• **QUOTED PASSAGE**
India’s development strategy in the planning era was purported to be only ‘sector-specific’ and, by implication, ‘region-neutral’. But its urban-industrial bias ensured that it turned out to be region-specific as well, much to the disadvantage of states like Bihar. The policy promoted growth of industries primarily in those regions where the industrial economy was already relatively established (to take advantage of the economics of scale). The remaining regions of India remained deprived, including those which had natural comparative advantage for industrialization like Jharkhand, a part of present Bihar till a few years ago.

 

The only exception to this urban industrial bias of India’s overall development strategy was the attempt to escalate farm, particularly cereal, growth through the Green Revolution. But the economic rationale behind this move was not agricultural growth as such. Rather, it was to ensure an adequate supply of foodgrains to the urban market to meet the food demands of the industrial workers. A failure to do so would have resulted in higher foodgrain prices, in turn leading to demand for wage increase and threatening the pace of industrial growth, a key goal of national development policy. This was indeed the scenario in the sixties. Moreover, given the limited objective, it was not at all necessary to promote agricultural growth throughout India; coverage of barely one-fifth of the cultivated area in the country under the Green Revolution was sufficient to attain that goal.

• **GIVEN INFORMATION**

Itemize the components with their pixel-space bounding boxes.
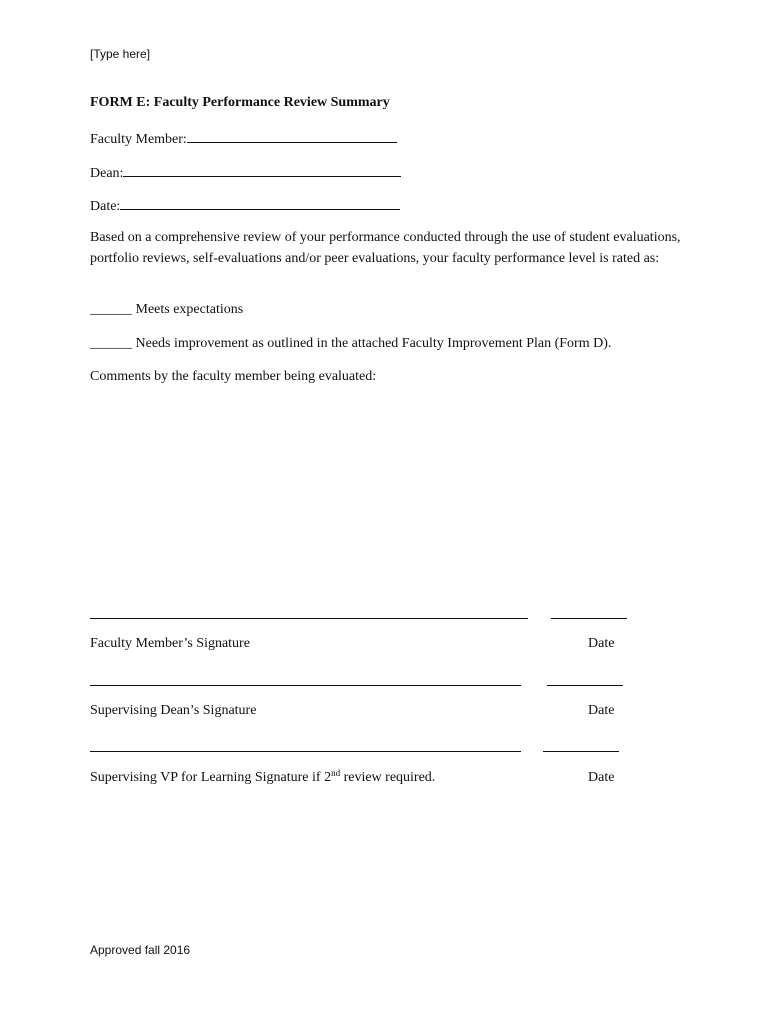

• **WHAT YOU NEED TO DO**
A – List every place name that appears in the passage on India's development strategy.
B – Extend the passage on India's development strategy by writing what comes next after its final sentence.
The material is not needed for either task.

• **EXPECTED RESPONSES**
A – India, Bihar, Jharkhand

B –
The consequence of the above policy was an extremely low growth rate of agriculture in Bihar up to the eighties, lower than even the population growth rate of about 2.3 per cent, implying a fall in per capita agricultural output. Clearly it is not possible for a traditional subsistence economy with surplus labour like Bihar to fuel an expansion of its modern industrial sector without a sustained growth of the agricultural sector sufficiently above its demographic growth rate.

Despite the federal character of the Indian Constitution, the dice is heavily loaded in favour of the Centre. This is most apparent in the fiscal arrangements, particularly in the generation and distribution of tax revenues. Further, sectors with high revenue potential like industry fall primarily within the purview of the Centre. Alongside the asymmetry in ‘provisions’ is the distortion/discrimination that arises out of the working of the system.

Overall thus, the arrangements can either be (i) transparent and rule based, evolved to facilitate the smooth functioning of the federation; or (ii) those that are opaque and discretionary caused by the balance of administrative and political power and expediency. The first may play an important role in building the nation. In contrast, the second type of asymmetry can have serious repercussions for the future of federalism. One such repercussion is the idea, albeit expressed in informal conversations, that the Indian economy could grow faster if only Bihar’s economy ceases to be its part.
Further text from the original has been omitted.